THE EXERCISE:
Please write out the complete listing that follows, exactly as it reads.

======== SUPPLIED INFORMATION ========

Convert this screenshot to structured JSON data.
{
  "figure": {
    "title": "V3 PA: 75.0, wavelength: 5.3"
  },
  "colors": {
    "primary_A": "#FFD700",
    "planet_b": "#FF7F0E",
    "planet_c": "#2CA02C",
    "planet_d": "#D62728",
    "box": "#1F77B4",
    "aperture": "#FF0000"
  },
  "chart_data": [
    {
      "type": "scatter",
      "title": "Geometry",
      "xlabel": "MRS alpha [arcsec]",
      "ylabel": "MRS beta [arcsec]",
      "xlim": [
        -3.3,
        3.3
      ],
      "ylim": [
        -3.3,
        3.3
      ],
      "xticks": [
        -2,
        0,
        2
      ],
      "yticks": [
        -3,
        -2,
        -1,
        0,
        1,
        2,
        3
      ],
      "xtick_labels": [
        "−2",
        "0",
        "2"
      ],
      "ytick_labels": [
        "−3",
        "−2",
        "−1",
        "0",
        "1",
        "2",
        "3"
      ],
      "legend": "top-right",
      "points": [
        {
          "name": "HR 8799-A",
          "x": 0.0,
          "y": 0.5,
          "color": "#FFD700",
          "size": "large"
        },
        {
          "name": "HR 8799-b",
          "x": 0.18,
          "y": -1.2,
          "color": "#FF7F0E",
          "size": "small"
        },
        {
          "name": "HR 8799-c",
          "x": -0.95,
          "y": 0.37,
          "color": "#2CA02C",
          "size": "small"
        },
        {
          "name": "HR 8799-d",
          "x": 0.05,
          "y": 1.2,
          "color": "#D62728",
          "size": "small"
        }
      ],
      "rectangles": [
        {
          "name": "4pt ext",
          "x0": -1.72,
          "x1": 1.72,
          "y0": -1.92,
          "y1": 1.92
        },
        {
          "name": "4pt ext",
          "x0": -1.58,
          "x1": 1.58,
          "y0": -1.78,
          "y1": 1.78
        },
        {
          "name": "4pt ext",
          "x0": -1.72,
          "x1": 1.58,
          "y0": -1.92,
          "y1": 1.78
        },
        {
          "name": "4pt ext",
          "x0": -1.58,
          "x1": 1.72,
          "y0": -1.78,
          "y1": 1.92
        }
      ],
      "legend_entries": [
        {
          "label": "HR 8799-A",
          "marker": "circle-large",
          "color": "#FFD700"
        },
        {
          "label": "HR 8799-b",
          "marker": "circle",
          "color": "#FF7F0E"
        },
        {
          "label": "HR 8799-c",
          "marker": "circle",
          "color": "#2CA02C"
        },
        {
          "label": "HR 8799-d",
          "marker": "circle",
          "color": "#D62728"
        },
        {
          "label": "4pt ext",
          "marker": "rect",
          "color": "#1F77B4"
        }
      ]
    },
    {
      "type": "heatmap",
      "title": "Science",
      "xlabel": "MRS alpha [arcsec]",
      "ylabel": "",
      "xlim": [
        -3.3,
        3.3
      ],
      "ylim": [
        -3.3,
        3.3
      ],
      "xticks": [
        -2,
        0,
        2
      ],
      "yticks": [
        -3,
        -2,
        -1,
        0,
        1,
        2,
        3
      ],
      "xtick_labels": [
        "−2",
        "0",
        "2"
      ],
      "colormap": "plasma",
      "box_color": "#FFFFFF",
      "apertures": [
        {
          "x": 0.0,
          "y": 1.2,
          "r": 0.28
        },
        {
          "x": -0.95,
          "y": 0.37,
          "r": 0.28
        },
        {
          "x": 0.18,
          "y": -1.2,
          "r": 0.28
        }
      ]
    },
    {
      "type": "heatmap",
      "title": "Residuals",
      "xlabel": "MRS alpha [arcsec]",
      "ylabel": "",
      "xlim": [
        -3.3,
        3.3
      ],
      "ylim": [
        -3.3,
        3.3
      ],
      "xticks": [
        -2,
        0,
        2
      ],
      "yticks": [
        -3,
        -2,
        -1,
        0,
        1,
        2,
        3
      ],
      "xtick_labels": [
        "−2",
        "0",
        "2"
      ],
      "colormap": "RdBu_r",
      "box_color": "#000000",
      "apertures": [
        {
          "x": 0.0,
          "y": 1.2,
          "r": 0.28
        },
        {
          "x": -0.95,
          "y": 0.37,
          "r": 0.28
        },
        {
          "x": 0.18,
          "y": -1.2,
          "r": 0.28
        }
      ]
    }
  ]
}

========

TASK SOLUTION:
Convert this screenshot to structured JSON data.
{
  "figure": {
    "title": "V3 PA: 75.0, wavelength: 5.3"
  },
  "colors": {
    "primary_A": "#FFD700",
    "planet_b": "#FF7F0E",
    "planet_c": "#2CA02C",
    "planet_d": "#D62728",
    "box": "#1F77B4",
    "aperture": "#FF0000"
  },
  "chart_data": [
    {
      "type": "scatter",
      "title": "Geometry",
      "xlabel": "MRS alpha [arcsec]",
      "ylabel": "MRS beta [arcsec]",
      "xlim": [
        -3.3,
        3.3
      ],
      "ylim": [
        -3.3,
        3.3
      ],
      "xticks": [
        -2,
        0,
        2
      ],
      "yticks": [
        -3,
        -2,
        -1,
        0,
        1,
        2,
        3
      ],
      "xtick_labels": [
        "−2",
        "0",
        "2"
      ],
      "ytick_labels": [
        "−3",
        "−2",
        "−1",
        "0",
        "1",
        "2",
        "3"
      ],
      "legend": "top-right",
      "points": [
        {
          "name": "HR 8799-A",
          "x": 0.0,
          "y": 0.5,
          "color": "#FFD700",
          "size": "large"
        },
        {
          "name": "HR 8799-b",
          "x": 0.18,
          "y": -1.2,
          "color": "#FF7F0E",
          "size": "small"
        },
        {
          "name": "HR 8799-c",
          "x": -0.95,
          "y": 0.37,
          "color": "#2CA02C",
          "size": "small"
        },
        {
          "name": "HR 8799-d",
          "x": 0.05,
          "y": 1.2,
          "color": "#D62728",
          "size": "small"
        }
      ],
      "rectangles": [
        {
          "name": "4pt ext",
          "x0": -1.72,
          "x1": 1.72,
          "y0": -1.92,
          "y1": 1.92
        },
        {
          "name": "4pt ext",
          "x0": -1.58,
          "x1": 1.58,
          "y0": -1.78,
          "y1": 1.78
        },
        {
          "name": "4pt ext",
          "x0": -1.72,
          "x1": 1.58,
          "y0": -1.92,
          "y1": 1.78
        },
        {
          "name": "4pt ext",
          "x0": -1.58,
          "x1": 1.72,
          "y0": -1.78,
          "y1": 1.92
        }
      ],
      "legend_entries": [
        {
          "label": "HR 8799-A",
          "marker": "circle-large",
          "color": "#FFD700"
        },
        {
          "label": "HR 8799-b",
          "marker": "circle",
          "color": "#FF7F0E"
        },
        {
          "label": "HR 8799-c",
          "marker": "circle",
          "color": "#2CA02C"
        },
        {
          "label": "HR 8799-d",
          "marker": "circle",
          "color": "#D62728"
        },
        {
          "label": "4pt ext",
          "marker": "rect",
          "color": "#1F77B4"
        }
      ]
    },
    {
      "type": "heatmap",
      "title": "Science",
      "xlabel": "MRS alpha [arcsec]",
      "ylabel": "",
      "xlim": [
        -3.3,
        3.3
      ],
      "ylim": [
        -3.3,
        3.3
      ],
      "xticks": [
        -2,
        0,
        2
      ],
      "yticks": [
        -3,
        -2,
        -1,
        0,
        1,
        2,
        3
      ],
      "xtick_labels": [
        "−2",
        "0",
        "2"
      ],
      "colormap": "plasma",
      "box_color": "#FFFFFF",
      "apertures": [
        {
          "x": 0.0,
          "y": 1.2,
          "r": 0.28
        },
        {
          "x": -0.95,
          "y": 0.37,
          "r": 0.28
        },
        {
          "x": 0.18,
          "y": -1.2,
          "r": 0.28
        }
      ]
    },
    {
      "type": "heatmap",
      "title": "Residuals",
      "xlabel": "MRS alpha [arcsec]",
      "ylabel": "",
      "xlim": [
        -3.3,
        3.3
      ],
      "ylim": [
        -3.3,
        3.3
      ],
      "xticks": [
        -2,
        0,
        2
      ],
      "yticks": [
        -3,
        -2,
        -1,
        0,
        1,
        2,
        3
      ],
      "xtick_labels": [
        "−2",
        "0",
        "2"
      ],
      "colormap": "RdBu_r",
      "box_color": "#000000",
      "apertures": [
        {
          "x": 0.0,
          "y": 1.2,
          "r": 0.28
        },
        {
          "x": -0.95,
          "y": 0.37,
          "r": 0.28
        },
        {
          "x": 0.18,
          "y": -1.2,
          "r": 0.28
        }
      ]
    }
  ]
}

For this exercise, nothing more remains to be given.